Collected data
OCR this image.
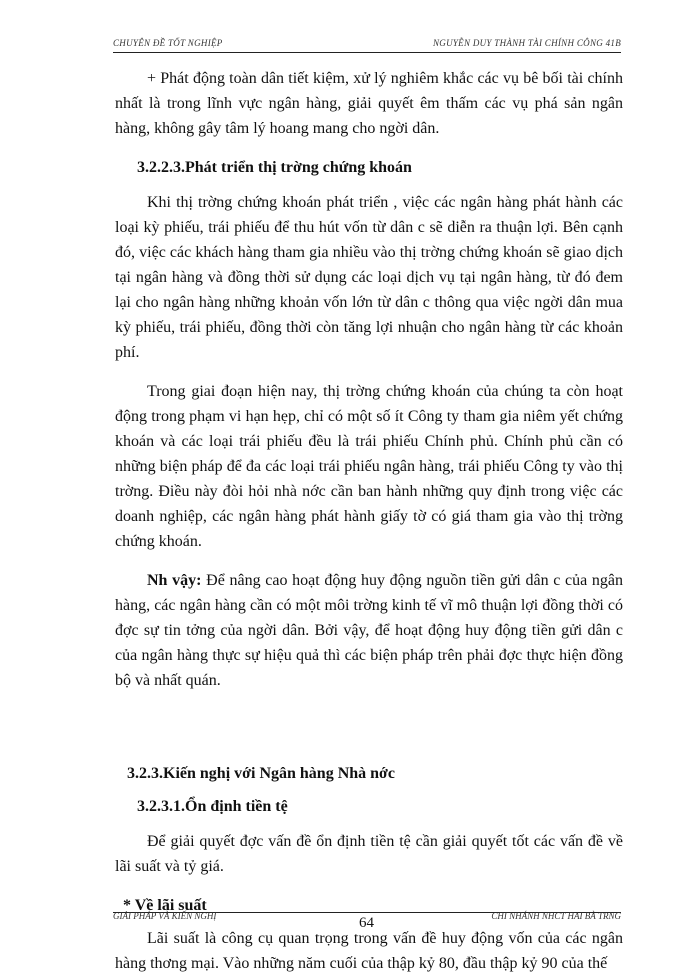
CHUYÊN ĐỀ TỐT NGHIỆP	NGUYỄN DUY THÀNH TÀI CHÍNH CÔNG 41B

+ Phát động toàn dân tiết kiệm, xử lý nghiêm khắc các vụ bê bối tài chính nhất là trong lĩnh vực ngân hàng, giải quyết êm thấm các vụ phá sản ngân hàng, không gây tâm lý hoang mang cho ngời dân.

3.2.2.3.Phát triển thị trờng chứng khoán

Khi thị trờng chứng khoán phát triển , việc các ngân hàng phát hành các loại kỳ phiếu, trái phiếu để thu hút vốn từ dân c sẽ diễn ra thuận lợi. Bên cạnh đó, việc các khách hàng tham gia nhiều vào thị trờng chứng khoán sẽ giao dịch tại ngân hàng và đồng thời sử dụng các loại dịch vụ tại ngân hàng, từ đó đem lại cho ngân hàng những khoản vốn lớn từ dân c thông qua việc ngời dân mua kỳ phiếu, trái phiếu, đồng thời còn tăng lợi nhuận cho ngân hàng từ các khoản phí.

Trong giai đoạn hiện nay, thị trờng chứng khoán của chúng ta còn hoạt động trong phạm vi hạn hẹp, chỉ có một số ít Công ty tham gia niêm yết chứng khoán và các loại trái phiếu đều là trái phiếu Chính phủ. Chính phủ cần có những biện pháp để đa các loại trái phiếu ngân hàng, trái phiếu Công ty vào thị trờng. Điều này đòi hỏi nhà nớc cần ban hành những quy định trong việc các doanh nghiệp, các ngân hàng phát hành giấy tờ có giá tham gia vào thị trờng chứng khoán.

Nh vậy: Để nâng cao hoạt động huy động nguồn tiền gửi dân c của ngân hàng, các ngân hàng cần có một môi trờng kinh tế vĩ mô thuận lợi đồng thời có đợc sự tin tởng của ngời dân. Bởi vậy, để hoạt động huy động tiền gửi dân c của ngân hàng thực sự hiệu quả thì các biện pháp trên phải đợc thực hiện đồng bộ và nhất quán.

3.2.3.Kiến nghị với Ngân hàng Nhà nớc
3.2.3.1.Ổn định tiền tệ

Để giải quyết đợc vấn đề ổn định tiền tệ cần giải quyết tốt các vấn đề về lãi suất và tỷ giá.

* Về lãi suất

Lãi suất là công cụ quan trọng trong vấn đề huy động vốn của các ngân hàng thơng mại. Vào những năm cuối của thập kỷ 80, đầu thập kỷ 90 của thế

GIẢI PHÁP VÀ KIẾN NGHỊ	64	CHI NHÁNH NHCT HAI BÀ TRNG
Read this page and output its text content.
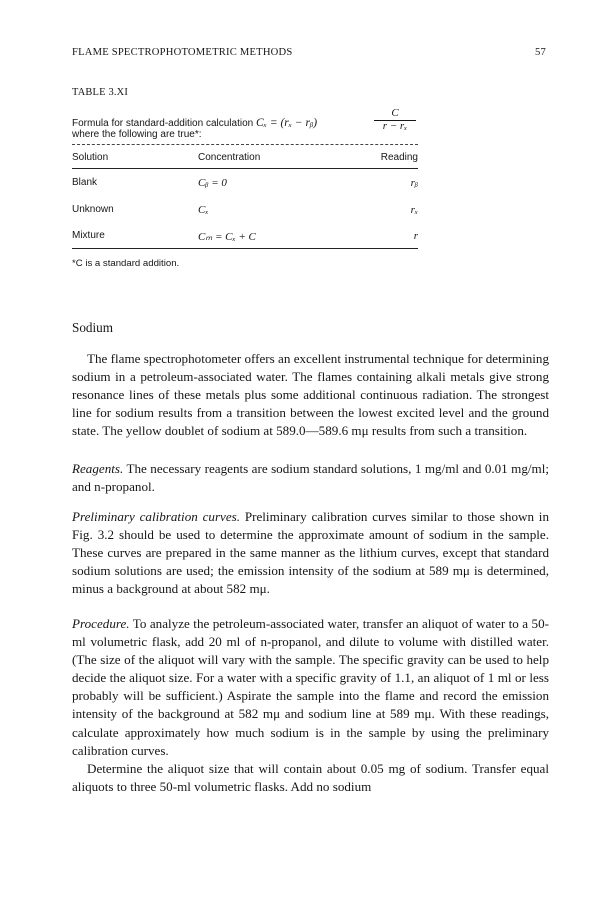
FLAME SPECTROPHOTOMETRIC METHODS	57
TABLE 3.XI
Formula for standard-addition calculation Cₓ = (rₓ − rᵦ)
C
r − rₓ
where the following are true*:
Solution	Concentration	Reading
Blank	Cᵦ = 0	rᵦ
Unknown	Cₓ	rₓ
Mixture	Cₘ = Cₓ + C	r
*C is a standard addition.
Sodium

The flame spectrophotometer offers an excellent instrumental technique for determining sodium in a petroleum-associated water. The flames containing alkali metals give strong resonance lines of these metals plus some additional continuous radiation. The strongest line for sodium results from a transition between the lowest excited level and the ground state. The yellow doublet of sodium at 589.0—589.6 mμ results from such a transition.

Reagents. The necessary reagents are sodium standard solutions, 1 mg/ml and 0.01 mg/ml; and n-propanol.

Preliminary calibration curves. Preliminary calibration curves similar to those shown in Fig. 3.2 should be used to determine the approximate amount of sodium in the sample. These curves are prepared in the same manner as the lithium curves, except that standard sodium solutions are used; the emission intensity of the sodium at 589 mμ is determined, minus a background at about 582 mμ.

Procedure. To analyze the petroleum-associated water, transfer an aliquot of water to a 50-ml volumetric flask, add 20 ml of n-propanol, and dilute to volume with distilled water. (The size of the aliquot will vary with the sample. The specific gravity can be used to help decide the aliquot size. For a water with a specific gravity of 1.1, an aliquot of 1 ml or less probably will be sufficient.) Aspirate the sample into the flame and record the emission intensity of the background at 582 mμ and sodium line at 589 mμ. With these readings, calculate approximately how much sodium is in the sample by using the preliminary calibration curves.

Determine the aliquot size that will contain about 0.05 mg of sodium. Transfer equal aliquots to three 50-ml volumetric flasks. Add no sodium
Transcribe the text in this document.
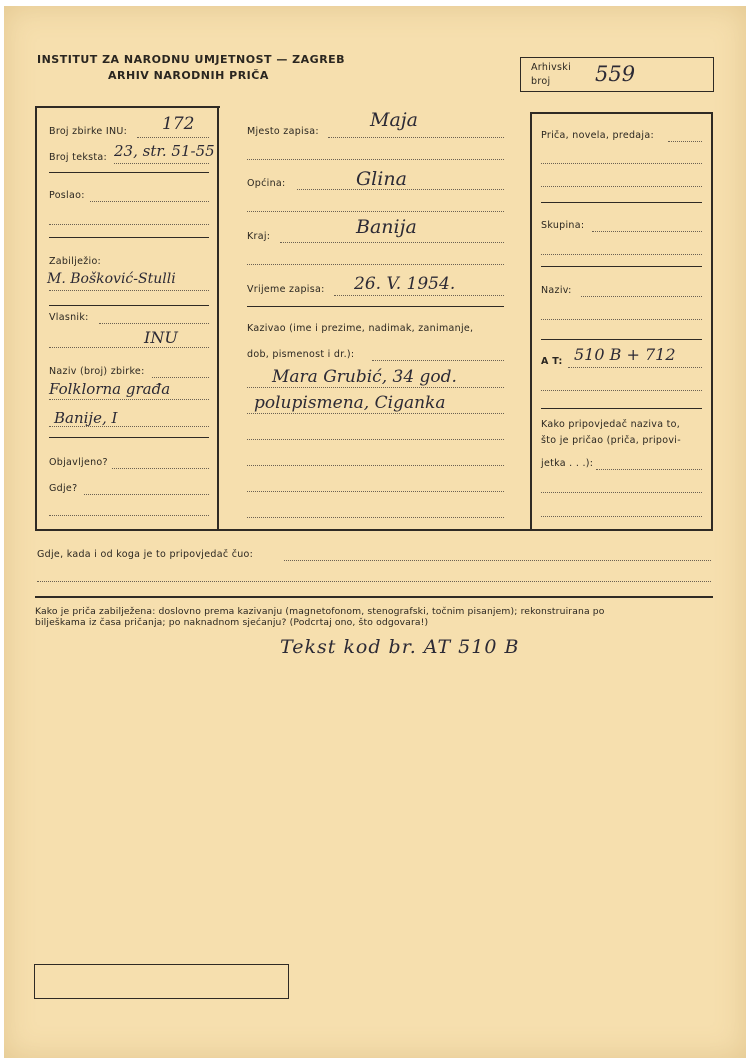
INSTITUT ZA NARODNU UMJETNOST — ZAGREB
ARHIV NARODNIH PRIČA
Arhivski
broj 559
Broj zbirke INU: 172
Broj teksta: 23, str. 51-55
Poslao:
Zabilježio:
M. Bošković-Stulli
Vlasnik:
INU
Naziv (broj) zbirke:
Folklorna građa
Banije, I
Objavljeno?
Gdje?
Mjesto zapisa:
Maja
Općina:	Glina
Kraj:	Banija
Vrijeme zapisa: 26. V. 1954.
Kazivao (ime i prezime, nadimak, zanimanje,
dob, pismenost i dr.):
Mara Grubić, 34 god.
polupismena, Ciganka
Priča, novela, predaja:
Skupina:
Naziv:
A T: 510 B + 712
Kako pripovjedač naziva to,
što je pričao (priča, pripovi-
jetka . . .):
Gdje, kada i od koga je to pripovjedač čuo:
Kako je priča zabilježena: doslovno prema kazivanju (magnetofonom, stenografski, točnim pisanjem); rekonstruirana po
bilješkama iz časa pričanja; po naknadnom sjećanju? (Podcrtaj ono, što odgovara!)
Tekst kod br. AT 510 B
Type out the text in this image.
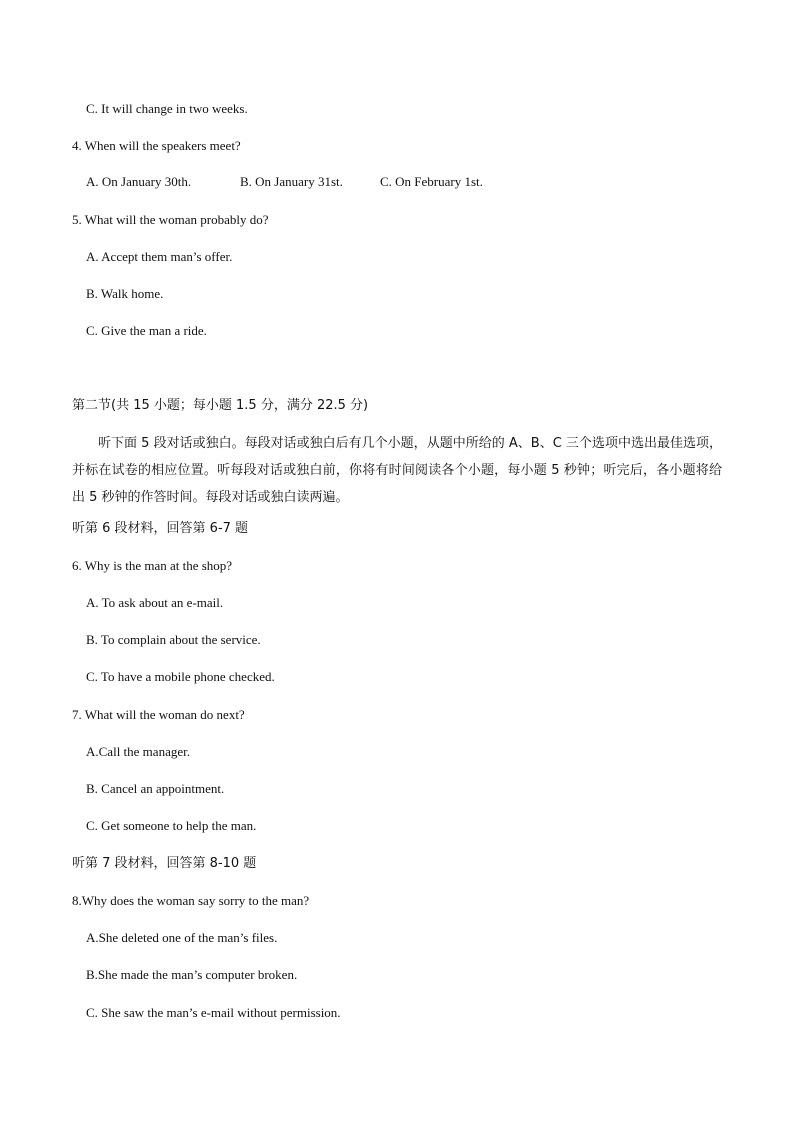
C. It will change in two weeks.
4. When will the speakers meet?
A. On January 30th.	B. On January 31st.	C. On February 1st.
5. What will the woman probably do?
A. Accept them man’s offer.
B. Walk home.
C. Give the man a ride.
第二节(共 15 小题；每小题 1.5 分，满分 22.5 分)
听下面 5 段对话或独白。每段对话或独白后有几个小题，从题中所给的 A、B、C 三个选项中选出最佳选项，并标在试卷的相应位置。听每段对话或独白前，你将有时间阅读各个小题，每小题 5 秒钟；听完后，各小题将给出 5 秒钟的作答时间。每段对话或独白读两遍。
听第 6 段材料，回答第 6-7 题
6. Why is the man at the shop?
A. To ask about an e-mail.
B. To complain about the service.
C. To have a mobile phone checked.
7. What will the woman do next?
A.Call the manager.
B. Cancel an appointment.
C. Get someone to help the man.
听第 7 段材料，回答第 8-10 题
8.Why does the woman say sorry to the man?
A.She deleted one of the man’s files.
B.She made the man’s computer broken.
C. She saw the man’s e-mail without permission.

EXERCISE INSTRUCTIONS
Pick out each line above that includes "this" and show it.

TASK ANSWER
OCR this image.
Read this page and output its text content.
Transcribe the text in this document.
Type out the text in this image.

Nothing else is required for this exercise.